Show all lines from the data that include the word "hernies".

***** Data provided

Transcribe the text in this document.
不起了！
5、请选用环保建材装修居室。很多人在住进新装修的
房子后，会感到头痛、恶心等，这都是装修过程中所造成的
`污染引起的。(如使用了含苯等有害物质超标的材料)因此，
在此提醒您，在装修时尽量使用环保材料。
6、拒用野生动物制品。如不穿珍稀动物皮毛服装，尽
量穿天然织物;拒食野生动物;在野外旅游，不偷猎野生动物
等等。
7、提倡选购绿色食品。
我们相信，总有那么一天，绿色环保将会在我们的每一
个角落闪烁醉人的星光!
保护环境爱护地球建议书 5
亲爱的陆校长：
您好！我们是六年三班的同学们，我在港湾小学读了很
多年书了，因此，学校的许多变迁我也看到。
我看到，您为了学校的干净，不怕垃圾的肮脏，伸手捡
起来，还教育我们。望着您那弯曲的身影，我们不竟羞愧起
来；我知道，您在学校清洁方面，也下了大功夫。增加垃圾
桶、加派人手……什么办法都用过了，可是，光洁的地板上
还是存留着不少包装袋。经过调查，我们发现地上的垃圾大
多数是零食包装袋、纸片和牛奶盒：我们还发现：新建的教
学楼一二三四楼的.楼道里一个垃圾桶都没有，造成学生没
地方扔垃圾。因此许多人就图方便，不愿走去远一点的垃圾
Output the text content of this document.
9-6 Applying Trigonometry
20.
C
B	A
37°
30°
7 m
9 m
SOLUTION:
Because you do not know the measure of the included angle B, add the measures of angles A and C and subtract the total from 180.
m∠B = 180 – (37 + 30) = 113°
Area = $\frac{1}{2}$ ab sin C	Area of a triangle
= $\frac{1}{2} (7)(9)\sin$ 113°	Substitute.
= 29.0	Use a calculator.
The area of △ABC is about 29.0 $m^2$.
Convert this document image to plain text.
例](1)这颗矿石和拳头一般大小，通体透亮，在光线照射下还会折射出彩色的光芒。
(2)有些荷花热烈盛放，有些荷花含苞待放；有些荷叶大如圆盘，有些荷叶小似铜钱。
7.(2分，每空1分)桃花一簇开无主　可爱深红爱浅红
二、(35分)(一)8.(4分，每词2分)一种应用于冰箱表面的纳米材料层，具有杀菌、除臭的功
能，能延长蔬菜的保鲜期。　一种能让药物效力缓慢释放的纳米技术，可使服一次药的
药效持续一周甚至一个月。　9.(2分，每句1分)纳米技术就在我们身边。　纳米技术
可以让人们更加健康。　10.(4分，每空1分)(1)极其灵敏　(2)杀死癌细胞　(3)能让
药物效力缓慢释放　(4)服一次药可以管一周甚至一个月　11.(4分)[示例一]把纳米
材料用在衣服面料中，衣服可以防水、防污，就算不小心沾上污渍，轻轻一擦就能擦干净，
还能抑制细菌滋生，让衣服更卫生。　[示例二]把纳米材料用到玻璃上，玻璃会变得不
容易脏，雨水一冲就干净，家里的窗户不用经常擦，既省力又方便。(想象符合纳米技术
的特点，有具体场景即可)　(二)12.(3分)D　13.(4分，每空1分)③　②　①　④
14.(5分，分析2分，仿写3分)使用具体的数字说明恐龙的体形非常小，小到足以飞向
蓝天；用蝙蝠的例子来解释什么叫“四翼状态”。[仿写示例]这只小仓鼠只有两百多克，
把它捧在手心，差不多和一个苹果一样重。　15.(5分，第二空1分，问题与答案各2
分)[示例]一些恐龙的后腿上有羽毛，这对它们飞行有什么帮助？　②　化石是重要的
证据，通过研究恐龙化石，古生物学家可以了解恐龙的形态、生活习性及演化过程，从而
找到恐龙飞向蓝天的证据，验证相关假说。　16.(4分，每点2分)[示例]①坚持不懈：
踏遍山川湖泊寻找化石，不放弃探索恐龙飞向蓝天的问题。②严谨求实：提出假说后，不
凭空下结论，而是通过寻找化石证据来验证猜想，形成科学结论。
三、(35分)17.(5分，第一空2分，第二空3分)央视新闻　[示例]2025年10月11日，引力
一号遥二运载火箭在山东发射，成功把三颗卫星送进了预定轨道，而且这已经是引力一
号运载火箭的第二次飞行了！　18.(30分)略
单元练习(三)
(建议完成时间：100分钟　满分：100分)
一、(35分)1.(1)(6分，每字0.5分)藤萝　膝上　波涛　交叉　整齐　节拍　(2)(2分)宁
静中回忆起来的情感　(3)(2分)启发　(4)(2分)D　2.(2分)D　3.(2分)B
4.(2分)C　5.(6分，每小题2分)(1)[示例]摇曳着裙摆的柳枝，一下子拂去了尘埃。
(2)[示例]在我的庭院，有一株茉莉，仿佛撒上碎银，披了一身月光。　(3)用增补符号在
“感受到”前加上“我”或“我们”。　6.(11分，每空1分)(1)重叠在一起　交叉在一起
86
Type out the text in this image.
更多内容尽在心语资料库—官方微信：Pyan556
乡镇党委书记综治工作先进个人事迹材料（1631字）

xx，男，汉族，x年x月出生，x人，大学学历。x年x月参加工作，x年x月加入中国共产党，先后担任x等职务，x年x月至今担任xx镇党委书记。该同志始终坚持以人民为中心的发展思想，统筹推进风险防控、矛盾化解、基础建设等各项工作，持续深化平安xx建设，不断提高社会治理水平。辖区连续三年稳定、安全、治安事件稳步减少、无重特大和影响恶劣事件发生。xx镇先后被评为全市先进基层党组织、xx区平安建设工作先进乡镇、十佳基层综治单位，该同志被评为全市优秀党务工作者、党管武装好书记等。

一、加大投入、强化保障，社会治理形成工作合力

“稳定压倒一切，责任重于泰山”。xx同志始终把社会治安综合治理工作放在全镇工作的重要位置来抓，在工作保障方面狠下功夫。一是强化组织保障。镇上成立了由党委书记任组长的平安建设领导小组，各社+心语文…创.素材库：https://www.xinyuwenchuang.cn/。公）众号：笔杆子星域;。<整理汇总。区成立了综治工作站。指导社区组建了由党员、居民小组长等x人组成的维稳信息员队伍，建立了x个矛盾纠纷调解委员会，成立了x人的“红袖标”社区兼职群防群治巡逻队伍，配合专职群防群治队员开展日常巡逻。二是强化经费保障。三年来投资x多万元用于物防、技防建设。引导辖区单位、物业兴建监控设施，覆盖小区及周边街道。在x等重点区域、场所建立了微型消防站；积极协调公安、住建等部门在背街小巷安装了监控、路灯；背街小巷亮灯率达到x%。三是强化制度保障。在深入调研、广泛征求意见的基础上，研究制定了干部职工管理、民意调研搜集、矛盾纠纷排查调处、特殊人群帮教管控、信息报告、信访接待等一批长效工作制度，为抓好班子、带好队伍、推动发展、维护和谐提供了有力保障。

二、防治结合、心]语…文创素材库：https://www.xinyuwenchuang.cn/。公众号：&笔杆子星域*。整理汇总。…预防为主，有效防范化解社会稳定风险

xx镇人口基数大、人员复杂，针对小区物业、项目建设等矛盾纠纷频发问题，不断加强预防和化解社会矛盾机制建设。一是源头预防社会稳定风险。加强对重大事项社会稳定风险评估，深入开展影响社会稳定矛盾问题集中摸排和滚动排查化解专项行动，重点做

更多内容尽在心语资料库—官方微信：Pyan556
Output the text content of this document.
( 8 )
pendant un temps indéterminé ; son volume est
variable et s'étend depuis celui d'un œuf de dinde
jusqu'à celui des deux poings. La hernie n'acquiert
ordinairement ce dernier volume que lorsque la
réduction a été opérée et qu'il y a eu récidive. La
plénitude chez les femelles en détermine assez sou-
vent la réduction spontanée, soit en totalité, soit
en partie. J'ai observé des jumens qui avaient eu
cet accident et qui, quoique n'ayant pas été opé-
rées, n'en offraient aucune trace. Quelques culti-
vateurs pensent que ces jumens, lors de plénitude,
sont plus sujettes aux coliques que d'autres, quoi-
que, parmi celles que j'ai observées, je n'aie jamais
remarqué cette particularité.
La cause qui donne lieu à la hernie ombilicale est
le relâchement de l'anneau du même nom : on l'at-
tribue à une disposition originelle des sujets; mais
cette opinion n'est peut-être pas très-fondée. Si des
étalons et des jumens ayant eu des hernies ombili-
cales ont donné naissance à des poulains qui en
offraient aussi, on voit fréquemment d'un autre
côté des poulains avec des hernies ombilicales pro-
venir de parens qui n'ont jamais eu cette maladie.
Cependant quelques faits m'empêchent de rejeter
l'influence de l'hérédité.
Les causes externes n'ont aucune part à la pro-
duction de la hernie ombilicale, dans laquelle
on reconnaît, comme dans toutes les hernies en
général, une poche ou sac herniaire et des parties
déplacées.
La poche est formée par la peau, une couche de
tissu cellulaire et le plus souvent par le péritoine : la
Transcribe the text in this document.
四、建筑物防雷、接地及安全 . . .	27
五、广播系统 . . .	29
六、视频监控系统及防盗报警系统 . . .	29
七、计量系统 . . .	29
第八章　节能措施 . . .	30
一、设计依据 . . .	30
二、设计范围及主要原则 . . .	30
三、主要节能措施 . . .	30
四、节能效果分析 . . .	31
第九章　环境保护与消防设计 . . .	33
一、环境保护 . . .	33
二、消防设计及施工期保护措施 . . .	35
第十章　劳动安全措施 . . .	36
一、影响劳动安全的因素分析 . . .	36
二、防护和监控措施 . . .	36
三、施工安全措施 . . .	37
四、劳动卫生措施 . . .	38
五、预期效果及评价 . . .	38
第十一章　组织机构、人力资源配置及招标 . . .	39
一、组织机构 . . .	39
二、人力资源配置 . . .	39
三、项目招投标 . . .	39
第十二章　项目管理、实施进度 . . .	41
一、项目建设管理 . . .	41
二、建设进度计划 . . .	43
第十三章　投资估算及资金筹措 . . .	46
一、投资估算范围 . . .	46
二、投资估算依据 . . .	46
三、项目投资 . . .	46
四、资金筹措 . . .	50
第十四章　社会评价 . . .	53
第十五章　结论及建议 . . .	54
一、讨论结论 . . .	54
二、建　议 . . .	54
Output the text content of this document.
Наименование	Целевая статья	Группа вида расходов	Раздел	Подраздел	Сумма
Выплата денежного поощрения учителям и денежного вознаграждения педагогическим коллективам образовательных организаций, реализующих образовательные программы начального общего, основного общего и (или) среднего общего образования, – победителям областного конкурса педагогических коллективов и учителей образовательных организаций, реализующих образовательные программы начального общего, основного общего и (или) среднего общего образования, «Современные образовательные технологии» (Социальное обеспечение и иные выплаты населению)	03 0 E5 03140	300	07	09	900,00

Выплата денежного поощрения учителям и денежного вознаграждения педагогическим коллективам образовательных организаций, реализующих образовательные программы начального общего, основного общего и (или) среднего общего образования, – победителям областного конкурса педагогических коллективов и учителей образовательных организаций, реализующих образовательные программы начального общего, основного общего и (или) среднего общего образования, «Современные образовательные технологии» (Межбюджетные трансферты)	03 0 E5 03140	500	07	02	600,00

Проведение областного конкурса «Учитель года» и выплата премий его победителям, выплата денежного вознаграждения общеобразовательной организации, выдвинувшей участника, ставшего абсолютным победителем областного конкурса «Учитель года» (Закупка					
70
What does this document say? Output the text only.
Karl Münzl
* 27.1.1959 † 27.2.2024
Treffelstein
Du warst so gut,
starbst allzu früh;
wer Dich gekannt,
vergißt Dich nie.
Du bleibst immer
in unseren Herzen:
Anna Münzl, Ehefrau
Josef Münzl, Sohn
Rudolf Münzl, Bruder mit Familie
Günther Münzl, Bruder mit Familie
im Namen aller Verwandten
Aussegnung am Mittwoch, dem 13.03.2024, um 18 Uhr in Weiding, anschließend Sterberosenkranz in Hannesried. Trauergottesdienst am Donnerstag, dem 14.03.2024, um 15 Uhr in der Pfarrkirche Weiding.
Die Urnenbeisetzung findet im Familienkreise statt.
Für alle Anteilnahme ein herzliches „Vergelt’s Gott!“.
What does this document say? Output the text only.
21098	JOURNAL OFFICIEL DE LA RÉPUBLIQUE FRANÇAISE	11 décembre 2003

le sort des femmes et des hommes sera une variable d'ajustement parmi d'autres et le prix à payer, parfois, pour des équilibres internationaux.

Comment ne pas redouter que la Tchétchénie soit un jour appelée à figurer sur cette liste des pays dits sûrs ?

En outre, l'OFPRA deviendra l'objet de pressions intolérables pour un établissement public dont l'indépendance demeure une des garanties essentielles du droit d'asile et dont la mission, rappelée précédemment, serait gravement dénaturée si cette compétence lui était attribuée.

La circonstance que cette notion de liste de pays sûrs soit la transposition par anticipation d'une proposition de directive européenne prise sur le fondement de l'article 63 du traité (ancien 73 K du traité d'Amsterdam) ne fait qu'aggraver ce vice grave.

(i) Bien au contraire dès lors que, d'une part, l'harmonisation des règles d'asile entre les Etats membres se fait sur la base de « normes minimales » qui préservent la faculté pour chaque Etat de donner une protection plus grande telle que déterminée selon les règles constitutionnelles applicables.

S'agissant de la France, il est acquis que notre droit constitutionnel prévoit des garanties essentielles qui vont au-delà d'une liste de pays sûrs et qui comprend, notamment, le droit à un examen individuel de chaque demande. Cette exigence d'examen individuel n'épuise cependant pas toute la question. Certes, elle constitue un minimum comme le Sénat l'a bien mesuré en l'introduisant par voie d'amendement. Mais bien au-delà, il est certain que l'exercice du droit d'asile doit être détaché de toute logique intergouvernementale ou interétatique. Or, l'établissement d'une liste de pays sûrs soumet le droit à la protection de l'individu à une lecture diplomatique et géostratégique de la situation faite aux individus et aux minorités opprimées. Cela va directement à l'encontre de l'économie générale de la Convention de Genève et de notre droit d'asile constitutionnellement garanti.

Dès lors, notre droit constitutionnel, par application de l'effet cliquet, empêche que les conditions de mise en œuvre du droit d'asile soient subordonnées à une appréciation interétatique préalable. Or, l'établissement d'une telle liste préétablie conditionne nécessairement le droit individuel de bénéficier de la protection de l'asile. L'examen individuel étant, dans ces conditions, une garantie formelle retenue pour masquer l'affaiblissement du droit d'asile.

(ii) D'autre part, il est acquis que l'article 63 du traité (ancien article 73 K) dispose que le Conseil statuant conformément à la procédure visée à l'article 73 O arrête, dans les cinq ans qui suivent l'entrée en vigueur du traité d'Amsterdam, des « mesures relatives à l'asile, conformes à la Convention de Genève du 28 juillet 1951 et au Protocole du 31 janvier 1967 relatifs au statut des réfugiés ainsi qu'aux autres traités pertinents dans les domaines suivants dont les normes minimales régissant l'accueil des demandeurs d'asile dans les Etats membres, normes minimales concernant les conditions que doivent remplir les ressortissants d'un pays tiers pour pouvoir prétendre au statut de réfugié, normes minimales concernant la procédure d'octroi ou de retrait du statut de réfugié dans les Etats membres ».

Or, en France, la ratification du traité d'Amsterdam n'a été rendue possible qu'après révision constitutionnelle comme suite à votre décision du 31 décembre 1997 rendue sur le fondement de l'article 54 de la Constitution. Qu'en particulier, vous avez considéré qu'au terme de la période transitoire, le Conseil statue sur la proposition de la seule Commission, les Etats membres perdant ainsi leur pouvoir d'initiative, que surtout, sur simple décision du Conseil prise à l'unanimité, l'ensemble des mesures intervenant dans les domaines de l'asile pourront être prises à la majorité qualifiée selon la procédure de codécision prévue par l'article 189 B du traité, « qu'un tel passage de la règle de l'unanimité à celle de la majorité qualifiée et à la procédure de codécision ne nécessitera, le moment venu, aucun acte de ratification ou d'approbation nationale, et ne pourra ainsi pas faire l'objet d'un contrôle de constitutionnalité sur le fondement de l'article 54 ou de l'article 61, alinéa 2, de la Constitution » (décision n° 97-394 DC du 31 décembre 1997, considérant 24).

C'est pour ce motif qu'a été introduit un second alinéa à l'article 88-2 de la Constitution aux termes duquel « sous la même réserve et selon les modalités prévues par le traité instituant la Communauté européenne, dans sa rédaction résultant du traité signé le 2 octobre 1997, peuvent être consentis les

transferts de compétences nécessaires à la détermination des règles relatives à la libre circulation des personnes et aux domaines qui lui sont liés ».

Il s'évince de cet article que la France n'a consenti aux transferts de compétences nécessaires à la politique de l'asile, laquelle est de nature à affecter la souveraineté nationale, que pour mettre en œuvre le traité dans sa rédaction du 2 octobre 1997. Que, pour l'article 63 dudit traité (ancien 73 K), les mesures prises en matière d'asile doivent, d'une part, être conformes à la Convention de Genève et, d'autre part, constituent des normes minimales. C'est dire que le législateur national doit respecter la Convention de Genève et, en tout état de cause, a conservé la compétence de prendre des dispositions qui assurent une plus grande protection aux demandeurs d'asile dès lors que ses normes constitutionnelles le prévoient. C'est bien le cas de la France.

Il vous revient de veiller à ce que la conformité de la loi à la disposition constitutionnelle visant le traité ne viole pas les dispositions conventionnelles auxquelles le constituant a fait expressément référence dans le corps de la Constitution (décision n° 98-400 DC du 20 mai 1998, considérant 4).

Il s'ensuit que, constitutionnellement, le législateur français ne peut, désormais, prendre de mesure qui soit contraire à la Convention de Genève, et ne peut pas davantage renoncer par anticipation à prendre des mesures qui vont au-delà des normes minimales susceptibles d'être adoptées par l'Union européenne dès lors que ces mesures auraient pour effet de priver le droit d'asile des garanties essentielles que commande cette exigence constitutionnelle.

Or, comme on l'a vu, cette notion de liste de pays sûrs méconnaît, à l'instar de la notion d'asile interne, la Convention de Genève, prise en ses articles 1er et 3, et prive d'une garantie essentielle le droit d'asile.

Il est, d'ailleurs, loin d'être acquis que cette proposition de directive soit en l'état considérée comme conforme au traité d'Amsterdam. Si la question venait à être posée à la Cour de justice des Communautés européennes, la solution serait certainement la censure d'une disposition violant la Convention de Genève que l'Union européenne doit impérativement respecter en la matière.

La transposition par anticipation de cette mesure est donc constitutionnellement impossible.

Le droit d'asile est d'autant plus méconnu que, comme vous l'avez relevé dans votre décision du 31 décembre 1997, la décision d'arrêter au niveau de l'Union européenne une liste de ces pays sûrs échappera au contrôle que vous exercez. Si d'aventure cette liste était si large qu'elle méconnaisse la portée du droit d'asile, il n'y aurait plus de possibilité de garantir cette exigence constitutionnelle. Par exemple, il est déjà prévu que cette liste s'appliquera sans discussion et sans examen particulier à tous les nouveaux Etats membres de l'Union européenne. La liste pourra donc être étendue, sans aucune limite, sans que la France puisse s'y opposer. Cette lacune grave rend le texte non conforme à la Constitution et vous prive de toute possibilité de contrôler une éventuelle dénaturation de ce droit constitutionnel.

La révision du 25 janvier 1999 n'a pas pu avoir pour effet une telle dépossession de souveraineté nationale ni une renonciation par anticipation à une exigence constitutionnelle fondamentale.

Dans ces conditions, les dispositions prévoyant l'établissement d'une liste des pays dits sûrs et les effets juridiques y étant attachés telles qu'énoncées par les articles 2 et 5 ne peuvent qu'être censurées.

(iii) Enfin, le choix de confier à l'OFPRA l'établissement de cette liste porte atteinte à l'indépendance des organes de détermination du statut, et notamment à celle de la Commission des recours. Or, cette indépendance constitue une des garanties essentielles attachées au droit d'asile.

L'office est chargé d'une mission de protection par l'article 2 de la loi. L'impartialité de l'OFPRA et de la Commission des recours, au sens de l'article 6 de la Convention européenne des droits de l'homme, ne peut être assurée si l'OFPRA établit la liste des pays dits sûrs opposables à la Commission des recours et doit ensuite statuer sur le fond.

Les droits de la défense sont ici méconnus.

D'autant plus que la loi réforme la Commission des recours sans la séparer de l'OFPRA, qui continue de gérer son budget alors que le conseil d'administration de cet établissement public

**********

Solution for this problem
étalons et des jumens ayant eu des hernies ombili-
côté des poulains avec des hernies ombilicales pro-
on reconnaît, comme dans toutes les hernies en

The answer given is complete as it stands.